------ Excerpted data
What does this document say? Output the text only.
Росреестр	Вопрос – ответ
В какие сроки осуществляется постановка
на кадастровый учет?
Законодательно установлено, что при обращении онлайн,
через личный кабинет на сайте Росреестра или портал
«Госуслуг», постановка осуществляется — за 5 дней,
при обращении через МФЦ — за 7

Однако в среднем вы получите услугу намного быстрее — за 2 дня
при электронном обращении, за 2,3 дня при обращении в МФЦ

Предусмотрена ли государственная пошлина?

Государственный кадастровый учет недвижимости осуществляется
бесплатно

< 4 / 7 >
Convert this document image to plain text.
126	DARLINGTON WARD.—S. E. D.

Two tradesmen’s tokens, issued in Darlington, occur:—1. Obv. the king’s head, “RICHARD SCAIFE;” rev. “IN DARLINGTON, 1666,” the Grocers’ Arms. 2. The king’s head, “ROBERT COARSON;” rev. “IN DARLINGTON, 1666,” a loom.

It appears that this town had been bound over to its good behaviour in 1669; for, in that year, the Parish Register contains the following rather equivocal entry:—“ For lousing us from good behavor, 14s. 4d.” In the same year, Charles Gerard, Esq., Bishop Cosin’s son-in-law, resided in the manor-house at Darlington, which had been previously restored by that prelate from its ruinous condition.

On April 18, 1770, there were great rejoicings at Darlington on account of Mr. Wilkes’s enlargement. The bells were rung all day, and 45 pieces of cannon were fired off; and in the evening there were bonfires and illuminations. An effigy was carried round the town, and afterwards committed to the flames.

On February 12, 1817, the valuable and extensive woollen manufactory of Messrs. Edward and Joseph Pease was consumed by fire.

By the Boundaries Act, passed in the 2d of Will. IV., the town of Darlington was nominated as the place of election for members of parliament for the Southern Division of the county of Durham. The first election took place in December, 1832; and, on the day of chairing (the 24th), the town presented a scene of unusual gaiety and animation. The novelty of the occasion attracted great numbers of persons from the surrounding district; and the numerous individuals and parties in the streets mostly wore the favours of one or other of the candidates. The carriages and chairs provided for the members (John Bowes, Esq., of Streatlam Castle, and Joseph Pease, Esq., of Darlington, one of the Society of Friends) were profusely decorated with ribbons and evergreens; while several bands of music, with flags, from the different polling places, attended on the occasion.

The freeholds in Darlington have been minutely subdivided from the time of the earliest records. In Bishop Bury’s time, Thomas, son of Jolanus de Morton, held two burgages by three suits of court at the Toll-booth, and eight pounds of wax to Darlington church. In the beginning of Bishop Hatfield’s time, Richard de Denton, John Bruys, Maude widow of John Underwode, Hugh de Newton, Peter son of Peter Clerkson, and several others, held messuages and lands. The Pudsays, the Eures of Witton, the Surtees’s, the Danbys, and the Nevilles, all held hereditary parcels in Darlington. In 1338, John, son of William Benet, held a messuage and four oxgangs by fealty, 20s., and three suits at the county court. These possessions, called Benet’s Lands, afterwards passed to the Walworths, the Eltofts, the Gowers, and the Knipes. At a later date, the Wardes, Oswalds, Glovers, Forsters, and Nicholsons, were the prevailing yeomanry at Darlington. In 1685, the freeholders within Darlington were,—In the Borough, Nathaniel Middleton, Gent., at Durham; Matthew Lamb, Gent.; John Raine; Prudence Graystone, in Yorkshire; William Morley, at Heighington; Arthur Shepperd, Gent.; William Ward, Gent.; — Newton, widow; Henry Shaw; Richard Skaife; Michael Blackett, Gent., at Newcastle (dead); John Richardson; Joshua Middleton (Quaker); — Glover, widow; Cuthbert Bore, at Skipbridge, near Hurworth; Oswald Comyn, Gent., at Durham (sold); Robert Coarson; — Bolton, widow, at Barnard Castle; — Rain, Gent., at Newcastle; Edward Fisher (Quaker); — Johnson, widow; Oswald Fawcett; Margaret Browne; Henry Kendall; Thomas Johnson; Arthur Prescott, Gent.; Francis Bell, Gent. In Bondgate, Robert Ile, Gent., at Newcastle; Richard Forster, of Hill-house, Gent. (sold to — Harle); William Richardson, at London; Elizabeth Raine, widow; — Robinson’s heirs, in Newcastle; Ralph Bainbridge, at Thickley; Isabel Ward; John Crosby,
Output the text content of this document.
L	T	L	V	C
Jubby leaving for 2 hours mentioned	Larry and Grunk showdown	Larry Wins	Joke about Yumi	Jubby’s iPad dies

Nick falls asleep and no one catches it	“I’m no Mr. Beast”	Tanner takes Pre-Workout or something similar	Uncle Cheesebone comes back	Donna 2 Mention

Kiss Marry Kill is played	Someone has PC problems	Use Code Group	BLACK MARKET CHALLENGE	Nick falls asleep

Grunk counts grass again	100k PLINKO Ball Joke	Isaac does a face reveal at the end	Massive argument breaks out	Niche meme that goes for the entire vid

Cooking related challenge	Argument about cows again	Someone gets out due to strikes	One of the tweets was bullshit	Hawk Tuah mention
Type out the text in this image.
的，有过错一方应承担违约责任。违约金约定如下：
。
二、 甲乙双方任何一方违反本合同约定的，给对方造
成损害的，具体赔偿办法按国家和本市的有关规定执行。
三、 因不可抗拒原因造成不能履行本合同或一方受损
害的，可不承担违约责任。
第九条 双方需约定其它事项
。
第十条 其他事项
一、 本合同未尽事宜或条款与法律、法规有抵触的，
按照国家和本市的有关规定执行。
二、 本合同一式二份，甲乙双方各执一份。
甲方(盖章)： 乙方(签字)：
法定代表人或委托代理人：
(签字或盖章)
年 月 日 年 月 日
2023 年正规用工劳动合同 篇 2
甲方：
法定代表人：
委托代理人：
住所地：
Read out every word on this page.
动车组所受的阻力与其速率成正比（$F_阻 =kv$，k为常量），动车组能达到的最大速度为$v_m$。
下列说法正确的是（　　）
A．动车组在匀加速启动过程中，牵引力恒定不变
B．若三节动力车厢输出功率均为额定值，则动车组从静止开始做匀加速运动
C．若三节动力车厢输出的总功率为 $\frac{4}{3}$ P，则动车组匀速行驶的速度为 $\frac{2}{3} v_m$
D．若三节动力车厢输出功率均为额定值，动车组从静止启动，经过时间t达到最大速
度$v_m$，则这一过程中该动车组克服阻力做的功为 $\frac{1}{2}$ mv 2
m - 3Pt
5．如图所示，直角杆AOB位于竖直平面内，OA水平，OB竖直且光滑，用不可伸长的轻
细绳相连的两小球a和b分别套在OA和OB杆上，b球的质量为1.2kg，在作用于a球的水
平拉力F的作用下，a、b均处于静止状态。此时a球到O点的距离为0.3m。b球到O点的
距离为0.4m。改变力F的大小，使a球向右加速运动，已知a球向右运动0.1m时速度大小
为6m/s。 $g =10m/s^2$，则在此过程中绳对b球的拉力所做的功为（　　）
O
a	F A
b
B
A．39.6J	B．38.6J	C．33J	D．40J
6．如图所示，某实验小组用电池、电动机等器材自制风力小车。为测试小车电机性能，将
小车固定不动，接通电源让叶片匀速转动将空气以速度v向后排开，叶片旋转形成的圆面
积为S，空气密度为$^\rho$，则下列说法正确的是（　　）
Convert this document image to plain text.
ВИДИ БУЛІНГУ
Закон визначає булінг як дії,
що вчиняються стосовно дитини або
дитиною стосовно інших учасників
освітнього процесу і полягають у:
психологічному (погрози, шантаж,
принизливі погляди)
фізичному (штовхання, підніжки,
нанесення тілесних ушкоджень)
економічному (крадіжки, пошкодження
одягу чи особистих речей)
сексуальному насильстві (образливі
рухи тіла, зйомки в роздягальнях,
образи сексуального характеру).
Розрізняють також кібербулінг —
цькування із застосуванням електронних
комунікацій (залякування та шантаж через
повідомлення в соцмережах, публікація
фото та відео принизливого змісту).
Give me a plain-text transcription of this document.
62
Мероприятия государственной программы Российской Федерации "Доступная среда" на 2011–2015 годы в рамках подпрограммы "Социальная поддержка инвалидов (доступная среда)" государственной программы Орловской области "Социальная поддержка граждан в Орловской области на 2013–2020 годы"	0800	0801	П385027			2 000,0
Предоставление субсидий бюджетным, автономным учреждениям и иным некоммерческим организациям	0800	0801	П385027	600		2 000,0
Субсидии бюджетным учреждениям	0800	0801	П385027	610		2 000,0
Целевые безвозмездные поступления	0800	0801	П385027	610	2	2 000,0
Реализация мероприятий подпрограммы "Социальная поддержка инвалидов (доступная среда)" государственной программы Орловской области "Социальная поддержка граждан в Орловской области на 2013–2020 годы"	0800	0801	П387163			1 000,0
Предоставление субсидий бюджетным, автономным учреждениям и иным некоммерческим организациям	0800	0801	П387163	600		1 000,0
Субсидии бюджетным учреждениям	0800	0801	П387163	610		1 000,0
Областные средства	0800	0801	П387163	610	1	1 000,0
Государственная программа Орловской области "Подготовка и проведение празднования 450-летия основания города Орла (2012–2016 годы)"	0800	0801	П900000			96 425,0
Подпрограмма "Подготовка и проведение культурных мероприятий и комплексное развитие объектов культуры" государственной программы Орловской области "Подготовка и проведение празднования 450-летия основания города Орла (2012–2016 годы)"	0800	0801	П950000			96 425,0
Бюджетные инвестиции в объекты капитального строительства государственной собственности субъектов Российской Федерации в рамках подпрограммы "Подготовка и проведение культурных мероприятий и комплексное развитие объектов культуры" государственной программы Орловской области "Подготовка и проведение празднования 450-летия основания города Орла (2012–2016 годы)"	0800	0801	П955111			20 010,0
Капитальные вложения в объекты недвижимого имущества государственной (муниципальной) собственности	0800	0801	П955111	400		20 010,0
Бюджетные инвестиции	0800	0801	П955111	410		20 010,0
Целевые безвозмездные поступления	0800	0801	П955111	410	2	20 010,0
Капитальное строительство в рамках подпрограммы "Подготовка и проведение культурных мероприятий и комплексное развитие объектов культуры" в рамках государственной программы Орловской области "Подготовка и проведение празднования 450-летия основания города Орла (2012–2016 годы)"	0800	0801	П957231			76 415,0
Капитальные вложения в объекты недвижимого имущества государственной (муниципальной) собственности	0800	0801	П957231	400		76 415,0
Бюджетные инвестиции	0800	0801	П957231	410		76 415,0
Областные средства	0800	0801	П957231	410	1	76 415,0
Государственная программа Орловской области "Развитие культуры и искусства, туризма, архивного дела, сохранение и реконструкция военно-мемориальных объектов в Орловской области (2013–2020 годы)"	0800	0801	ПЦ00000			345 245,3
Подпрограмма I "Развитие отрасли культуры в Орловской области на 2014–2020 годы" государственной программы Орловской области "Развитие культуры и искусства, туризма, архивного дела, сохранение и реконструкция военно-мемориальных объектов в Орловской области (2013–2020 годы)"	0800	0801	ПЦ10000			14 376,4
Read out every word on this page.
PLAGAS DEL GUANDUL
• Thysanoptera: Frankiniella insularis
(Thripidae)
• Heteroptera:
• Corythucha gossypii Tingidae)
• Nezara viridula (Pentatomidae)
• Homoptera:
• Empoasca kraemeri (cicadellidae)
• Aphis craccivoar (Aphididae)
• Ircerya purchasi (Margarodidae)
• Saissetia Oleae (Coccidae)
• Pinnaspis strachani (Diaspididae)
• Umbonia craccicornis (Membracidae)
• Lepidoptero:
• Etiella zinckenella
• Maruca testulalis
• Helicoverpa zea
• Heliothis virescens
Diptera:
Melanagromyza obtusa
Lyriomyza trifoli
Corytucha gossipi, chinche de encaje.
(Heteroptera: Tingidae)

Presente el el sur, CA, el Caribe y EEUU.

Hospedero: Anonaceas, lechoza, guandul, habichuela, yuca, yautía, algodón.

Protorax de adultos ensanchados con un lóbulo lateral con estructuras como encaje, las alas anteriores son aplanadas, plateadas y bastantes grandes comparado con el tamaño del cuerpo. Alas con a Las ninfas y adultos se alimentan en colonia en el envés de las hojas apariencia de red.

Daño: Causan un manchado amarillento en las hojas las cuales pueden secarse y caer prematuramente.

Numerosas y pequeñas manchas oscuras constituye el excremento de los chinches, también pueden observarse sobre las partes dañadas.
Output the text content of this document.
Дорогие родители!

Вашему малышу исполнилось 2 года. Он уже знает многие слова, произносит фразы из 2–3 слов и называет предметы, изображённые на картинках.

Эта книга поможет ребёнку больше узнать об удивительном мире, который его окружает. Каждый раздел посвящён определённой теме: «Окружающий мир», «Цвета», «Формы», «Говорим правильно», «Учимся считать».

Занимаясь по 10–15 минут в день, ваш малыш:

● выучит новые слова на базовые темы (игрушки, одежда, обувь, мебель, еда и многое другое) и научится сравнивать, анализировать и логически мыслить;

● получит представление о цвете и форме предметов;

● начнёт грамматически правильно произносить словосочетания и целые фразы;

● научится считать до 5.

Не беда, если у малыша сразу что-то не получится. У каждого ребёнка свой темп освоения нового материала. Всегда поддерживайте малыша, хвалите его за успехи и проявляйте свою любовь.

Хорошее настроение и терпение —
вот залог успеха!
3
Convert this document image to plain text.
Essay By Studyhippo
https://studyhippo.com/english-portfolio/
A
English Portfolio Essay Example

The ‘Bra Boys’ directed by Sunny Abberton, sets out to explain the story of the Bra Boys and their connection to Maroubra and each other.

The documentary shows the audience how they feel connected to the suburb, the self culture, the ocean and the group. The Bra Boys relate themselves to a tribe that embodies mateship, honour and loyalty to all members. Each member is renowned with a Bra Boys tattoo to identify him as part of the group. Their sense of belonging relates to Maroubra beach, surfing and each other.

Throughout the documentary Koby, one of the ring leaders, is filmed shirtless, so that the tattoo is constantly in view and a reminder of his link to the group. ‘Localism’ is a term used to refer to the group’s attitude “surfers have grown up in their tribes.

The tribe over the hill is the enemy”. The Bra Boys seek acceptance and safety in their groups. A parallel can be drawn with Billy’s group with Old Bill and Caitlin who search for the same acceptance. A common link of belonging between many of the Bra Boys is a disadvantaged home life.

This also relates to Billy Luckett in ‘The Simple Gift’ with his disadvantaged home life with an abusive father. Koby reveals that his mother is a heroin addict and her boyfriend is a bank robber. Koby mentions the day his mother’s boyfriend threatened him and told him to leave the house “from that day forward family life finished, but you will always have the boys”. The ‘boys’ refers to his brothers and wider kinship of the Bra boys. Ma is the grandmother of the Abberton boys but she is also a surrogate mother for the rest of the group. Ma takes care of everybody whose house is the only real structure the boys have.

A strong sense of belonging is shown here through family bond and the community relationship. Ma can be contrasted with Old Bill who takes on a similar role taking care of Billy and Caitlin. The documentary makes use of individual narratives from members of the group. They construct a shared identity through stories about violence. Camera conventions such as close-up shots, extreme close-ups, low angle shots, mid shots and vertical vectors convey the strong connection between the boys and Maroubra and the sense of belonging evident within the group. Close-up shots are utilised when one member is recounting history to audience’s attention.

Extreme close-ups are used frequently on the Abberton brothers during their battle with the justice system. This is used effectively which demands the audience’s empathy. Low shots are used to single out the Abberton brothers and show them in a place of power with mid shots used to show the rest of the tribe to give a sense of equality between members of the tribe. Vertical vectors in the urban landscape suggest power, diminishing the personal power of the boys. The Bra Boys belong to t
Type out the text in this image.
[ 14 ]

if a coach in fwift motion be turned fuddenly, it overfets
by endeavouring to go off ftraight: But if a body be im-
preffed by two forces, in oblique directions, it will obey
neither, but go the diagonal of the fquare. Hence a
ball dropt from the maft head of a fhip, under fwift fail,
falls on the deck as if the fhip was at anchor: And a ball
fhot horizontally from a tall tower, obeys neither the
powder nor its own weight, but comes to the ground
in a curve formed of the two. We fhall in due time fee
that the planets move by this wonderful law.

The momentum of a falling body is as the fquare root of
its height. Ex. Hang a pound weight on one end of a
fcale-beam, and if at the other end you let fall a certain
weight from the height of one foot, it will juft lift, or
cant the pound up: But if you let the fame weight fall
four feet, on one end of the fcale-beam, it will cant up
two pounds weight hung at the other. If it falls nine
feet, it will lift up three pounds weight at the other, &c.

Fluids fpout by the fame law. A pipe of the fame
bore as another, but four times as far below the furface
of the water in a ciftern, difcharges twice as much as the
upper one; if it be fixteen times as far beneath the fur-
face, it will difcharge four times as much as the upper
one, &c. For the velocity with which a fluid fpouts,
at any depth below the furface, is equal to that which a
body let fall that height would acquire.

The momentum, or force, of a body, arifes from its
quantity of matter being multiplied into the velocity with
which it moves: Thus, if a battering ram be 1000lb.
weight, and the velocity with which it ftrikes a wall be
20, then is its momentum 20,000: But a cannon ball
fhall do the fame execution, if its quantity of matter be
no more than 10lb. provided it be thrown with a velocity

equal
------------
**Exercise prompt**
Collect the lines of the data that carry the word "кадастровый".

**Written solution**
на кадастровый учет?
Государственный кадастровый учет недвижимости осуществляется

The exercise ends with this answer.